Wherever the string "Corneal" appears in the listing, copy that line.

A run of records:
(begin)

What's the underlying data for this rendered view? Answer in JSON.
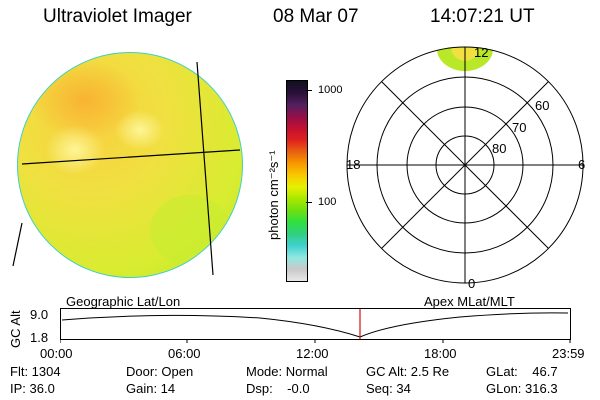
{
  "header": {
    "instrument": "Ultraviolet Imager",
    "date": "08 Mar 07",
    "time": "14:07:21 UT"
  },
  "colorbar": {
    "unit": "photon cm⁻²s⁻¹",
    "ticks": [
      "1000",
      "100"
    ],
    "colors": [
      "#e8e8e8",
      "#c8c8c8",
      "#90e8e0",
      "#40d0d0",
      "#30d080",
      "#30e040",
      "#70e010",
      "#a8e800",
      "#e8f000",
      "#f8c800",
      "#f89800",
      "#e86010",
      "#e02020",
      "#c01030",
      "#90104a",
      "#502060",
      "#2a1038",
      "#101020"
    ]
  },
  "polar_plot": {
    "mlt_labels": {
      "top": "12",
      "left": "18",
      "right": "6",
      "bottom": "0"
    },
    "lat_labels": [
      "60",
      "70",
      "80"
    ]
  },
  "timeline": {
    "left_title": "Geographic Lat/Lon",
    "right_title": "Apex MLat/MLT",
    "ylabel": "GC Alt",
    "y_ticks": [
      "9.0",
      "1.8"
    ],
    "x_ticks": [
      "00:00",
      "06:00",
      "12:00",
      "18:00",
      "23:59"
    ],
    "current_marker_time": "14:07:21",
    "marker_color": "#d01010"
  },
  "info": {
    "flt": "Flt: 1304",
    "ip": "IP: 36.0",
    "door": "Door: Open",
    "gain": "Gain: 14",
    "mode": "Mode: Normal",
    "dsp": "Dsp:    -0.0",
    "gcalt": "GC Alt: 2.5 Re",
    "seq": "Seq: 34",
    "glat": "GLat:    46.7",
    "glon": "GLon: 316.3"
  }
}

(end)
(begin)

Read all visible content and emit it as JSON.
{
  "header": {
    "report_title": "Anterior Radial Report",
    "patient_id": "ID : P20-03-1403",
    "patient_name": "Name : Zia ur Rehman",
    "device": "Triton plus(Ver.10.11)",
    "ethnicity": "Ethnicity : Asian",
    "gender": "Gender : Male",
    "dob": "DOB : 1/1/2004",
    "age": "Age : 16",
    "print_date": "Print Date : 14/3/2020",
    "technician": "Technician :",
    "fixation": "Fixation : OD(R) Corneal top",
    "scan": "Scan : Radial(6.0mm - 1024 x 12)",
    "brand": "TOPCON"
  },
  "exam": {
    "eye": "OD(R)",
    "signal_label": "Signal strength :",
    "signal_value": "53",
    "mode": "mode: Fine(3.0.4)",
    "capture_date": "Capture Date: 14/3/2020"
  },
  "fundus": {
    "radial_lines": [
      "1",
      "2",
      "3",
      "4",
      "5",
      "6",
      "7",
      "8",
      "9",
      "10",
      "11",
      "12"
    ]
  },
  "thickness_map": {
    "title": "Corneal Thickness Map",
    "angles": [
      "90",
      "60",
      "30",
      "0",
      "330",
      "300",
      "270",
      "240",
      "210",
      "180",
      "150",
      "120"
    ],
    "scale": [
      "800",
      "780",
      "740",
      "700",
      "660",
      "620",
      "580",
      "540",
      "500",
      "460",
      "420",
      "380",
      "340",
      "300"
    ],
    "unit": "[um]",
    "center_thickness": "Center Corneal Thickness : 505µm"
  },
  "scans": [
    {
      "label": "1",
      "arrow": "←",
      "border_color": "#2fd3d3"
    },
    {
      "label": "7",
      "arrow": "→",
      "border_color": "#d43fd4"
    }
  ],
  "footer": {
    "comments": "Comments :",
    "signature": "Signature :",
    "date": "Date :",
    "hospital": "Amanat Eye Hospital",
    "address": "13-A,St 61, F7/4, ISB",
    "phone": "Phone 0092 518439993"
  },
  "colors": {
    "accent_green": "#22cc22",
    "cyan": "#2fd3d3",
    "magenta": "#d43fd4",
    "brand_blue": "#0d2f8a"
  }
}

(end)
(begin)

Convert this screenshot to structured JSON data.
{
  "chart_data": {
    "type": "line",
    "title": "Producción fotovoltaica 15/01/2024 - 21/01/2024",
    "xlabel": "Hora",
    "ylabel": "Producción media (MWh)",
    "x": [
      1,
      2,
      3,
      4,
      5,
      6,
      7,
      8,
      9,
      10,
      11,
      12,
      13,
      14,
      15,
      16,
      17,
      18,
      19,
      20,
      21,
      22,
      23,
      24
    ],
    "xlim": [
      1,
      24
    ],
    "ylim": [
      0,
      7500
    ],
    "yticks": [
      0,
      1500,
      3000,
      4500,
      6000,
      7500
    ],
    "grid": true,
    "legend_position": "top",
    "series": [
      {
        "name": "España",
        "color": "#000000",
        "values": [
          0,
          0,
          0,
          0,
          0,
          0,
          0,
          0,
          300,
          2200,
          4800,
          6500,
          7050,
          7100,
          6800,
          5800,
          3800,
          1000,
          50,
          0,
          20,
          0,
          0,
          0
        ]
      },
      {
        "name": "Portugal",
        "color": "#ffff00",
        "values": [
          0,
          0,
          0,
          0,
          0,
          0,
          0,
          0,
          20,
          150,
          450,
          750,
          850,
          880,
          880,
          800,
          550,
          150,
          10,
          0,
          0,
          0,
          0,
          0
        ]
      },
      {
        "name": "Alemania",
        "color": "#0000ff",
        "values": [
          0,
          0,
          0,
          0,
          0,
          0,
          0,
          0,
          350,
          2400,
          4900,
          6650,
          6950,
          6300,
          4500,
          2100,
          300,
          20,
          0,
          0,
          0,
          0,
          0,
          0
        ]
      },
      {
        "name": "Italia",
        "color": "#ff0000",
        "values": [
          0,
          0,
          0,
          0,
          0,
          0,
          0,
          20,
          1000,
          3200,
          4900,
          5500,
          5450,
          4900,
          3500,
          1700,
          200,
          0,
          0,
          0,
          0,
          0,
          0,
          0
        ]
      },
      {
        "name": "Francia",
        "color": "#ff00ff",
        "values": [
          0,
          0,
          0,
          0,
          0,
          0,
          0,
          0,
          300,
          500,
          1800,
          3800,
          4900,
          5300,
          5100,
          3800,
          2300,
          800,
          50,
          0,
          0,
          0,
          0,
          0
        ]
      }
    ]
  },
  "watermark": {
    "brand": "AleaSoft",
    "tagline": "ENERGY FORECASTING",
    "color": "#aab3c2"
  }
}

(end)

EXPECTED ANSWER:
    "fixation": "Fixation : OD(R) Corneal top",
    "title": "Corneal Thickness Map",
    "center_thickness": "Center Corneal Thickness : 505µm"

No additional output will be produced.